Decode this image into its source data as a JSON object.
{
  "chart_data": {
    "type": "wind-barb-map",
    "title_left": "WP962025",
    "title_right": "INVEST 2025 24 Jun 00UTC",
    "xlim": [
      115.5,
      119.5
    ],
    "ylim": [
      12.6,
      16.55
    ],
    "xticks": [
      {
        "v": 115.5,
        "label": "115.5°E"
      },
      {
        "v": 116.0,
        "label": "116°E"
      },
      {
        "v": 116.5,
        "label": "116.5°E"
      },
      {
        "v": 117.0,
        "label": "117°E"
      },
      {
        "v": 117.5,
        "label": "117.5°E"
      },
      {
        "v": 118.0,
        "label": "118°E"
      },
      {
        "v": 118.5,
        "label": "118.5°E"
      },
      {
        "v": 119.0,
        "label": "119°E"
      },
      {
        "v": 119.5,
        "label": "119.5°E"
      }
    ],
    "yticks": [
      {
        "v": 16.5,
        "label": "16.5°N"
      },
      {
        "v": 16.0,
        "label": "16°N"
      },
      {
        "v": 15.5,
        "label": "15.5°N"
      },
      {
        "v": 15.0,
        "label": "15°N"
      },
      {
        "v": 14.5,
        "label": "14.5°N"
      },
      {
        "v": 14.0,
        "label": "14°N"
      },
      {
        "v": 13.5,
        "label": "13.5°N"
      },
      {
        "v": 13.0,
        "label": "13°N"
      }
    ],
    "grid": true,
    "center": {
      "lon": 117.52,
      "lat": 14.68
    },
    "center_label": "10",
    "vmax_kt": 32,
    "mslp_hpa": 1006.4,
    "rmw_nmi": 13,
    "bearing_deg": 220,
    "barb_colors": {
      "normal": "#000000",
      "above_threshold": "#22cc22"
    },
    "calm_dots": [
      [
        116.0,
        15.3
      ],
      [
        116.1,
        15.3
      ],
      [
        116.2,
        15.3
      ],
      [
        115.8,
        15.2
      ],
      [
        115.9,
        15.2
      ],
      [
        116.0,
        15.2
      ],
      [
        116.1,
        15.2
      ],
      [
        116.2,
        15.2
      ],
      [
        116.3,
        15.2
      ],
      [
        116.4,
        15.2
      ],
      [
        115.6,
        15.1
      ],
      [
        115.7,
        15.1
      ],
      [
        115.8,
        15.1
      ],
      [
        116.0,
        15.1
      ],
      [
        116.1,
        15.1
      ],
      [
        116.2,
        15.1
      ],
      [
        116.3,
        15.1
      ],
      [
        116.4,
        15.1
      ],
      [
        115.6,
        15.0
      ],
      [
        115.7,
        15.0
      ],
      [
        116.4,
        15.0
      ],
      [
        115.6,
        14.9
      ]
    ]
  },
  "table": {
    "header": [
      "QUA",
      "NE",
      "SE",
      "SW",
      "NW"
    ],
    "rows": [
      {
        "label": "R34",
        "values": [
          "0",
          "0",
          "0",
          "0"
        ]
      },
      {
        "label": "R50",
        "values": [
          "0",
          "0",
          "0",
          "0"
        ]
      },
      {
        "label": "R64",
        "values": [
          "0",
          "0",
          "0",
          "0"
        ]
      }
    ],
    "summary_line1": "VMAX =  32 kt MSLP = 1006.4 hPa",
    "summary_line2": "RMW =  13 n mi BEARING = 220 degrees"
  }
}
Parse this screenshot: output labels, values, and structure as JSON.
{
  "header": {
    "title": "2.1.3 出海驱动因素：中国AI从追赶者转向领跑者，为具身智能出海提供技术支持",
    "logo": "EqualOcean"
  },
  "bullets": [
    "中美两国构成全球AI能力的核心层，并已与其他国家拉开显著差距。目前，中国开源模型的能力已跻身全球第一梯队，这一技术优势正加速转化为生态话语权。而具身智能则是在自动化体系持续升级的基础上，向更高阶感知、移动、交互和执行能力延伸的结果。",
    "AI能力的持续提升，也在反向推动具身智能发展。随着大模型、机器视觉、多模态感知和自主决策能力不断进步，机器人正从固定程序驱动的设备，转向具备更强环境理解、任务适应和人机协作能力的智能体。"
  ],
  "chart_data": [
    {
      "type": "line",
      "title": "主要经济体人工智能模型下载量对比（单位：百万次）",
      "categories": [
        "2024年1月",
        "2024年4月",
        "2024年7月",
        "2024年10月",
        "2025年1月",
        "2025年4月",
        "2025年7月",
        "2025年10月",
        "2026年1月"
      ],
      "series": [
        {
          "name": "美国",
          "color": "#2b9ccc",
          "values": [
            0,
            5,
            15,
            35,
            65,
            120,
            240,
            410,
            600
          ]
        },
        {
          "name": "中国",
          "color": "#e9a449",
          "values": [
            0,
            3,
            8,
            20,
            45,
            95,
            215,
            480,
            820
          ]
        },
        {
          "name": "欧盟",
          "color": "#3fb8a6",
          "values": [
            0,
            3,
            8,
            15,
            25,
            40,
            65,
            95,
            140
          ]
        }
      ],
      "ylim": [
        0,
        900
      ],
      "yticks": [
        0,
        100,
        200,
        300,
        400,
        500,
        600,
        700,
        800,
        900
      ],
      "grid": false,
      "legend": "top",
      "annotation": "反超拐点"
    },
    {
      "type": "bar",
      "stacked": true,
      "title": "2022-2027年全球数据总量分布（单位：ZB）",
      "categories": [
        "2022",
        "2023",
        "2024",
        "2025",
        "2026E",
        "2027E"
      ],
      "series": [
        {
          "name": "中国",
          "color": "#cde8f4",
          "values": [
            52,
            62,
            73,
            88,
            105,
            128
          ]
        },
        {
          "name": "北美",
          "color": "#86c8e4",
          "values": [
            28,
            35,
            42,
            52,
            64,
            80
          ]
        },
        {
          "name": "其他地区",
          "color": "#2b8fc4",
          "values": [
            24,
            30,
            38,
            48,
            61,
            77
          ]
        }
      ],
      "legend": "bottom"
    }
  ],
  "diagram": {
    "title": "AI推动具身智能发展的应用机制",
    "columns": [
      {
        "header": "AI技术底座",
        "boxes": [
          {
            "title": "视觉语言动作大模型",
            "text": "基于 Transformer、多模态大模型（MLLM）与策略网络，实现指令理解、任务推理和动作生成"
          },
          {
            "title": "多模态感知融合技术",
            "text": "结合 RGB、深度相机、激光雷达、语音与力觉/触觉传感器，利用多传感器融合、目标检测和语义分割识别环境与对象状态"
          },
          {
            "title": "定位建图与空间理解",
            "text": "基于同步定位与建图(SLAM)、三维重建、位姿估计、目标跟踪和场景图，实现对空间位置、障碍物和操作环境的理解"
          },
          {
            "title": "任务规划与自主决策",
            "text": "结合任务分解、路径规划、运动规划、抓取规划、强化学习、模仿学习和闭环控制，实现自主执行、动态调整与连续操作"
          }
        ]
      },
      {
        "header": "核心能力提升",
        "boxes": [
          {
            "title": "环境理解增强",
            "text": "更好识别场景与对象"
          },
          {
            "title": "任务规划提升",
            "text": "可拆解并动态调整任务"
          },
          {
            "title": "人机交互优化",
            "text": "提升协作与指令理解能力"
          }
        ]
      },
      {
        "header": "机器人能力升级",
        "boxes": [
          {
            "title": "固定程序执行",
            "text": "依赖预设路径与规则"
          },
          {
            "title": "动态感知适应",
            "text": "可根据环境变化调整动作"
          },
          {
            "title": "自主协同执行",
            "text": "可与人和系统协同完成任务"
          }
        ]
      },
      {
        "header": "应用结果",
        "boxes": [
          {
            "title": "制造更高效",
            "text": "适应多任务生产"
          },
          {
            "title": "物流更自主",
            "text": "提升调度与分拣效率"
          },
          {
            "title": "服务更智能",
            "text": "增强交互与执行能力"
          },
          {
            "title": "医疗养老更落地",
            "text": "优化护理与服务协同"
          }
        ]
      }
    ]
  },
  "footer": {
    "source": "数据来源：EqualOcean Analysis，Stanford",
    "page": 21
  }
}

☆ ☆ ☆ ☆ ☆ ☆ ☆

Count the lines above that contain the word "source", and reply with only that number.

[Task result] 2